Whether or not this actually turns into purchases, I would imagine that obnoxious == memorable, and therefore advertising companies believe more memorable ads will turn into more purchases.
AFAIK even annoying people with ads still makes them more likely to buy your product. Even making people think "ugh, I'll never buy that" still makes them more likely to buy that. They do this stuff because it works. Even if you think it doesn't work, it still works.
I think the solution is to recreate and reenforce United States v. Paramount Pictures, Inc. for the modern age, forcibly separating the production and display of video media.
That means Netflix couldn't make any of it's own shows, you wouldn't have each media company with its own streaming service.
Add on top of that standard fees for streaming royalties which were how do I say contract free syndication. As in you don't need to make a deal with a studio, any company can have anything in their streaming library and everybody pays the same fee (maybe with something like a 1 year lockout, but anything made available on one would be required to be available on all).
Then you have a real market for streaming services and productions instead of all of these little monopolies. Consumers get to choose with their wallets instead of tying the art with the corporate policy.
> It's sad that such a thing needs regulation in the first place.
Profit motivated business (i.e. almost all of them) have a fiduciary duty towards the owners or shareholders. They are legally bound to maximize profits at all costs. If they don't do this, the leadership will be found guilty of dereliction of duty and be sanctioned.
Business aren't people, therefore human morality does not apply. Regulations are the only thing that keeps this behaviour in check. It's the nature of the beast unfortunately.
> and yet that doesn't seem to cause a negative outcome for them
It absolutely has a negative outcome for them, there is a post on the front-page of HN right now about how a California law is forcing Netflix and other streaming services to turn down the volume of their ad breaks.
> It’s modeled off a federal law passed in 2010 that caps ad volumes on cable and broadcast TV, but doesn’t apply to streaming services.
Why did that law not apply to streaming services in the first place? The internet was very much alive and kicking in 2010. Sure, streaming wasn't as prevalent as it is today, but it wouldn't have taken a lot of imagination to see the same problem would become an issue on the internet as well.
The Internet, and before it, computers, broke our legal system. There are loads of things that we decided were bad and banned, but "thing but on computer" or "thing but online" somehow were interpreted to be exempt.
For instance, there's a law banning video rental stores from sharing customer records, because it's obviously bad if private entities are allowed to collect and use potentially private information like media consumption habits. But movie streaming? Every detail about every piece of media you read or watch, when you watch, when you pause or bounce, every interaction and speck of attention catalogued and actively used to guide consumer behavior? That's fine actually, totally allowed.

MATERIAL -
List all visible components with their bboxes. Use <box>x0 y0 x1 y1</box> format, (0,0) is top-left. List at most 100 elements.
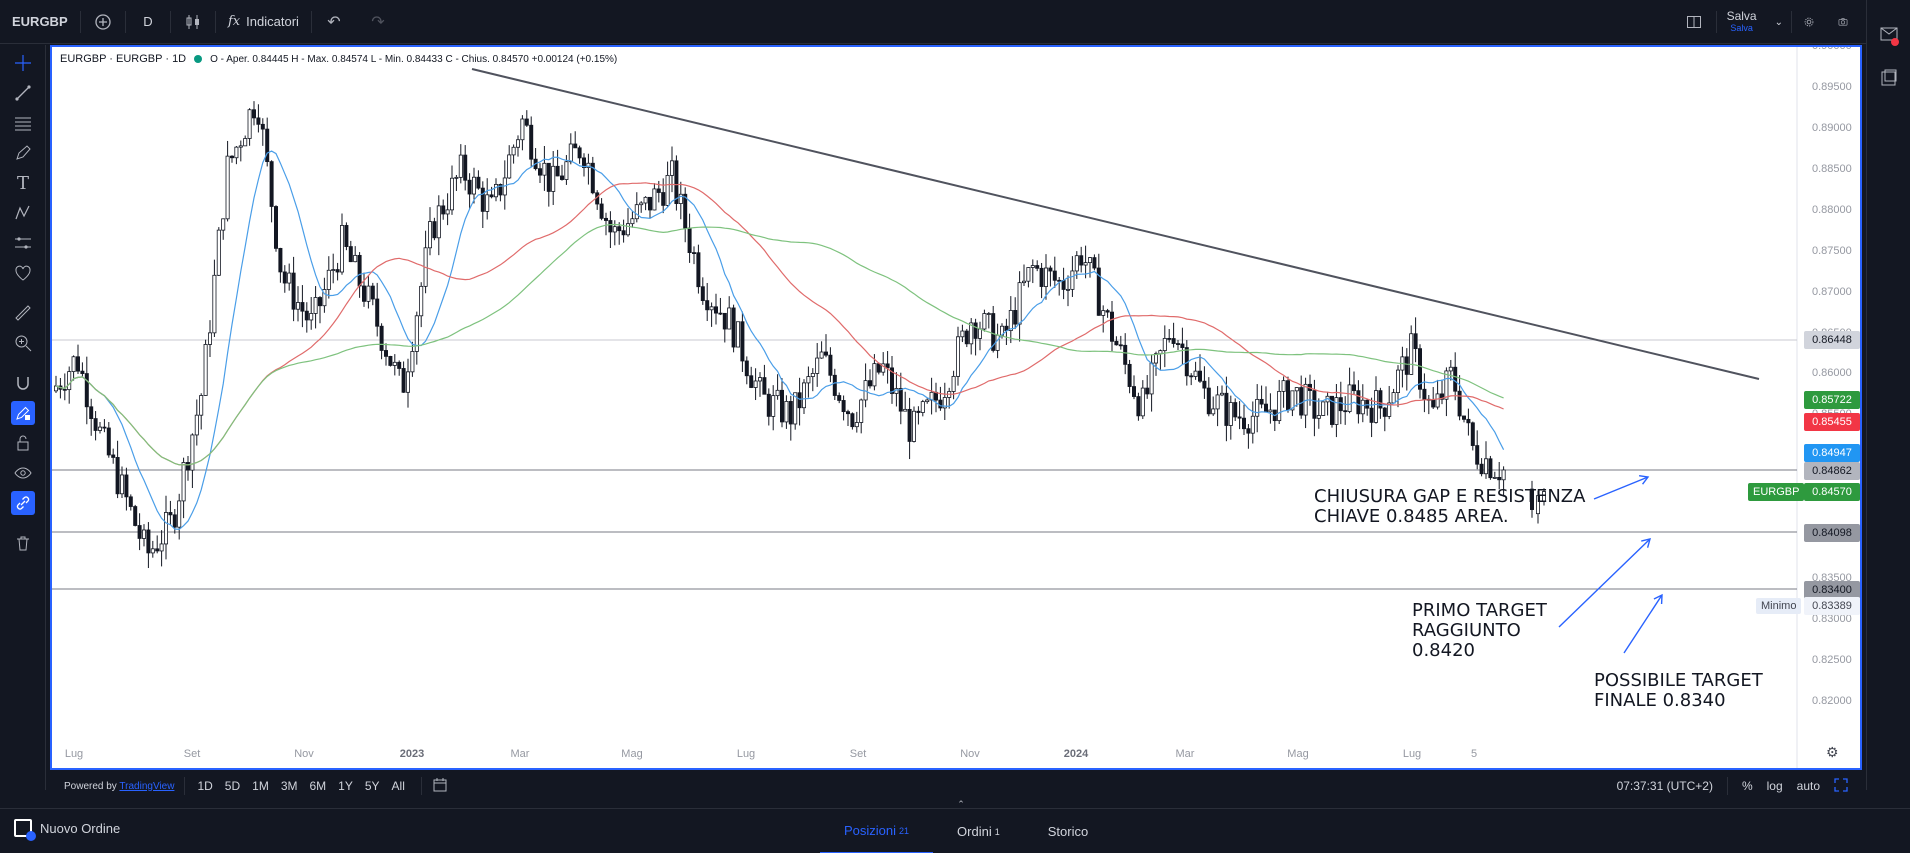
arrow-gap-resistance-head <box>1638 474 1650 485</box>
time-axis-label: Lug <box>1402 748 1422 760</box>
pattern-tool[interactable] <box>11 201 35 225</box>
candle-body <box>405 371 410 393</box>
goto-date-button[interactable] <box>432 777 448 796</box>
candle-body <box>260 123 265 130</box>
ma-line-long <box>55 223 1504 466</box>
panel-collapse-handle[interactable]: ⌃ <box>953 799 969 809</box>
favorites-tool[interactable] <box>11 261 35 285</box>
range-6m[interactable]: 6M <box>309 779 327 793</box>
text-tool[interactable]: T <box>11 171 35 195</box>
ma-line-short <box>55 150 1505 531</box>
range-1y[interactable]: 1Y <box>338 779 353 793</box>
powered-by[interactable]: Powered by TradingView <box>50 781 184 792</box>
sync-drawings-tool[interactable] <box>11 491 35 515</box>
price-axis-label: 0.87000 <box>1812 285 1852 298</box>
candle-body <box>1488 458 1493 479</box>
layout-button[interactable] <box>1672 0 1716 44</box>
candle-body <box>1360 399 1365 415</box>
candle-body <box>1497 476 1502 481</box>
tab-positions[interactable]: Posizioni 21 <box>820 809 934 853</box>
candle-body <box>80 370 85 374</box>
alerts-button[interactable] <box>1879 24 1899 44</box>
forecast-tool[interactable] <box>11 231 35 255</box>
zoom-tool[interactable] <box>11 331 35 355</box>
snapshot-button[interactable] <box>1826 0 1860 44</box>
hide-drawings-tool[interactable] <box>11 461 35 485</box>
chart-canvas[interactable] <box>52 47 1860 768</box>
interval-button[interactable]: D <box>143 14 153 29</box>
candle-body <box>1312 390 1317 419</box>
stay-drawing-tool[interactable] <box>11 401 35 425</box>
fullscreen-button[interactable] <box>1834 777 1848 795</box>
trendline-tool[interactable] <box>11 81 35 105</box>
toolbar-divider <box>215 10 216 33</box>
range-5y[interactable]: 5Y <box>364 779 380 793</box>
chevron-up-icon: ⌃ <box>957 799 965 809</box>
mail-icon <box>1880 27 1898 41</box>
arrow-final-target <box>1623 594 1663 654</box>
candle-body <box>1448 366 1453 372</box>
price-tag-resistance-high: 0.86448 <box>1804 331 1860 349</box>
compare-add-button[interactable] <box>81 0 125 44</box>
candle-body <box>388 355 393 366</box>
clock[interactable]: 07:37:31 (UTC+2) <box>1616 779 1713 793</box>
watchlist-button[interactable] <box>1879 68 1899 88</box>
chart-pane[interactable]: EURGBP · EURGBP · 1D O - Aper. 0.84445 H… <box>50 45 1862 770</box>
candle-body <box>718 312 723 315</box>
range-1d[interactable]: 1D <box>197 779 213 793</box>
log-toggle[interactable]: log <box>1766 779 1783 793</box>
save-button[interactable]: Salva Salva <box>1717 10 1767 34</box>
auto-toggle[interactable]: auto <box>1796 779 1820 793</box>
brush-tool[interactable] <box>11 141 35 165</box>
tab-history[interactable]: Storico <box>1024 809 1112 853</box>
remove-drawings-tool[interactable] <box>11 531 35 555</box>
undo-button[interactable]: ↶ <box>312 0 356 44</box>
percent-toggle[interactable]: % <box>1741 779 1753 793</box>
candle-body <box>960 330 965 338</box>
candle-body <box>1061 280 1066 290</box>
candle-body <box>89 406 94 419</box>
candle-body <box>361 285 366 302</box>
save-menu-button[interactable]: ⌄ <box>1767 0 1791 44</box>
candle-body <box>1079 255 1084 266</box>
new-order-button[interactable]: Nuovo Ordine <box>14 819 120 841</box>
chart-type-button[interactable] <box>171 0 215 44</box>
candle-body <box>634 204 639 220</box>
chart-settings-icon[interactable]: ⚙ <box>1826 744 1839 760</box>
candle-body <box>427 221 432 249</box>
tab-orders[interactable]: Ordini 1 <box>933 809 1024 853</box>
list-icon <box>1881 69 1897 86</box>
candle-body <box>1462 415 1467 420</box>
price-tag-minimum: 0.83389 <box>1804 597 1860 615</box>
candle-body <box>383 350 388 357</box>
range-5d[interactable]: 5D <box>224 779 241 793</box>
candle-body <box>630 218 635 225</box>
candle-body <box>471 176 476 195</box>
range-all[interactable]: All <box>391 779 405 793</box>
candle-body <box>700 286 705 302</box>
range-3m[interactable]: 3M <box>280 779 298 793</box>
candle-body <box>1110 311 1115 342</box>
candle-body <box>1048 267 1053 272</box>
candle-body <box>876 363 881 373</box>
candle-body <box>234 146 239 159</box>
candle-body <box>559 175 564 180</box>
candle-body <box>656 188 661 193</box>
candle-body <box>1022 280 1027 284</box>
candle-body <box>577 147 582 159</box>
measure-tool[interactable] <box>11 301 35 325</box>
indicators-button[interactable]: fx Indicatori <box>216 0 311 44</box>
magnet-tool[interactable] <box>11 371 35 395</box>
right-widget-bar <box>1866 0 1910 790</box>
candle-body <box>111 454 116 458</box>
range-1m[interactable]: 1M <box>252 779 269 793</box>
candle-body <box>498 184 503 196</box>
time-axis-label: Set <box>183 748 201 760</box>
crosshair-tool[interactable] <box>11 51 35 75</box>
lock-drawings-tool[interactable] <box>11 431 35 455</box>
settings-button[interactable] <box>1792 0 1826 44</box>
redo-button[interactable]: ↷ <box>356 0 400 44</box>
symbol-search-button[interactable]: EURGBP <box>12 14 68 29</box>
brand-link[interactable]: TradingView <box>119 780 175 792</box>
fib-tool[interactable] <box>11 111 35 135</box>
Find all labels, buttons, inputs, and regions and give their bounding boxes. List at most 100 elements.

GIVEN EXERCISE 1 - In the streaming ads discussion above, in what year was the federal law capping ad volumes on cable and broadcast TV passed?
GIVEN EXERCISE 2 - Render this sentence from the streaming ads discussion into Spanish: "They do this stuff because it works."
GIVEN EXERCISE 3 - Write the next few sentences of the streaming ads discussion, picking up after its final line.

EXERCISE ANSWER 1 - 2010

EXERCISE ANSWER 2 - Hacen estas cosas porque funciona.

EXERCISE ANSWER 3 -
How about copyright? Right of first sale dictates that you can do whatever you want with a purchased copy of some media, short of distributing copies. You can give it away, sell it, lend it out, modify it, make personal copies, whatever. But what about "media but on computer"? That all goes out the window. Oh, you don't own a copy, you just have a non-transferable limited license to view that media on a specific device for as long as the distributor doesn't change their minds. An insane legal fiction that magically nullifies hard-won rights.
The video store example is funny because iirc, it wasn’t until someone high up/very involved in government got bit by it. During Robert Bork’s failed Supreme Court confirmation, a reporter figured out he rented porn. Maybe it was something less raunchy / embarrassing than porn but either way, iirc, they got that law on the books fast after that….
The leak was inspired by Bork's opposition to privacy protections beyond those explicitly outlined in the constitution. [0]
On September 25, the City Paper published Dolan's survey of Bork's rentals in a cover story titled "The Bork Tapes". The revealed tapes proved to be modest, innocuous, and non-salacious, consisting of a garden-variety of films such as thrillers, British drama, and those by Alfred Hitchcock. [1]
The VPPA very much applies to online entities. Netflix can collect all the info it wants about you, but is very much limited in what it can share with external parties.
If anything, the law has given cover to shady walled garden business practices that would not have survived otherwise.
You read wrongly. The 2013 amendment merely allowed customers to consent to disclosure electronically via the Internet. Before then, it had to be in writing. It didn't change 18 USC § 2710's explicit application only to a "video tape service provider", and that is how the law still reads today.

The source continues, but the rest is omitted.